What you should do ▸ From the entries below, please gather each line containing the string "económica".

══ Information supplied

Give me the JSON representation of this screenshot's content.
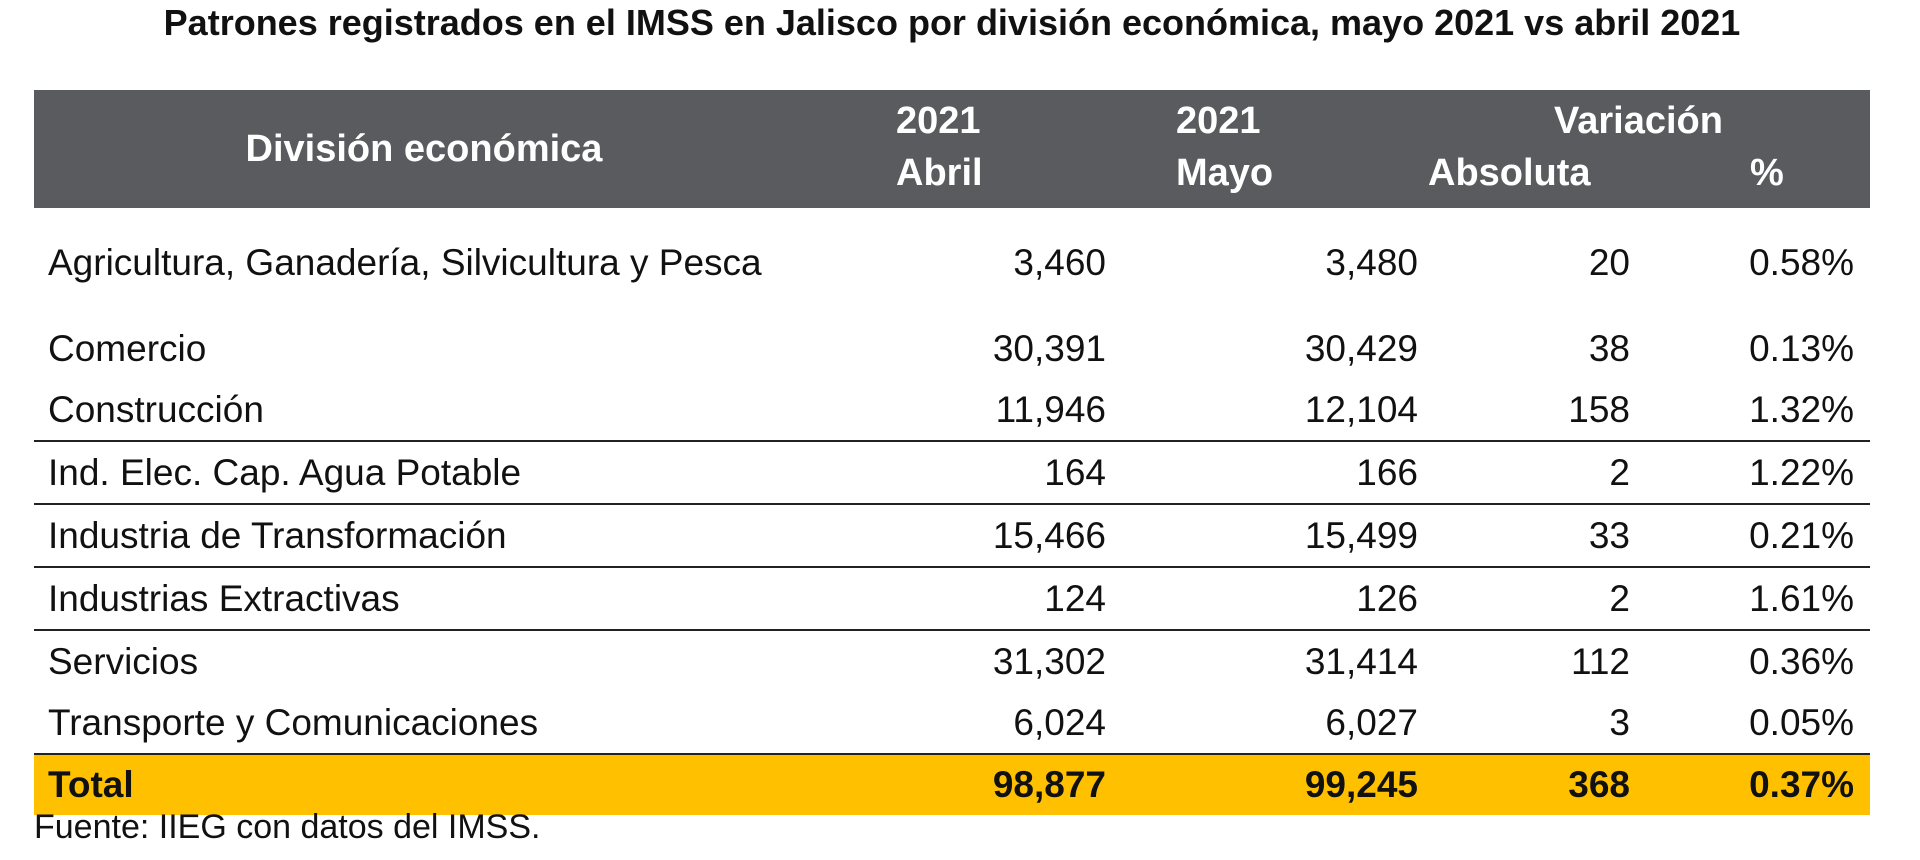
{
  "title": "Patrones registrados en el IMSS en Jalisco por división económica, mayo 2021 vs abril 2021",
  "header": {
    "division": "División económica",
    "abril_year": "2021",
    "abril_label": "Abril",
    "mayo_year": "2021",
    "mayo_label": "Mayo",
    "variacion": "Variación",
    "absoluta": "Absoluta",
    "porcentaje": "%"
  },
  "rows": [
    {
      "division": "Agricultura, Ganadería, Silvicultura y Pesca",
      "abril": "3,460",
      "mayo": "3,480",
      "absoluta": "20",
      "porcentaje": "0.58%"
    },
    {
      "division": "Comercio",
      "abril": "30,391",
      "mayo": "30,429",
      "absoluta": "38",
      "porcentaje": "0.13%"
    },
    {
      "division": "Construcción",
      "abril": "11,946",
      "mayo": "12,104",
      "absoluta": "158",
      "porcentaje": "1.32%"
    },
    {
      "division": "Ind. Elec. Cap. Agua Potable",
      "abril": "164",
      "mayo": "166",
      "absoluta": "2",
      "porcentaje": "1.22%"
    },
    {
      "division": "Industria de Transformación",
      "abril": "15,466",
      "mayo": "15,499",
      "absoluta": "33",
      "porcentaje": "0.21%"
    },
    {
      "division": "Industrias Extractivas",
      "abril": "124",
      "mayo": "126",
      "absoluta": "2",
      "porcentaje": "1.61%"
    },
    {
      "division": "Servicios",
      "abril": "31,302",
      "mayo": "31,414",
      "absoluta": "112",
      "porcentaje": "0.36%"
    },
    {
      "division": "Transporte y Comunicaciones",
      "abril": "6,024",
      "mayo": "6,027",
      "absoluta": "3",
      "porcentaje": "0.05%"
    }
  ],
  "total": {
    "division": "Total",
    "abril": "98,877",
    "mayo": "99,245",
    "absoluta": "368",
    "porcentaje": "0.37%"
  },
  "source": "Fuente: IIEG con datos del IMSS.",
  "colors": {
    "header_bg": "#595b5e",
    "total_bg": "#ffc000"
  }
}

════

Full answer ▸
  "title": "Patrones registrados en el IMSS en Jalisco por división económica, mayo 2021 vs abril 2021",
    "division": "División económica",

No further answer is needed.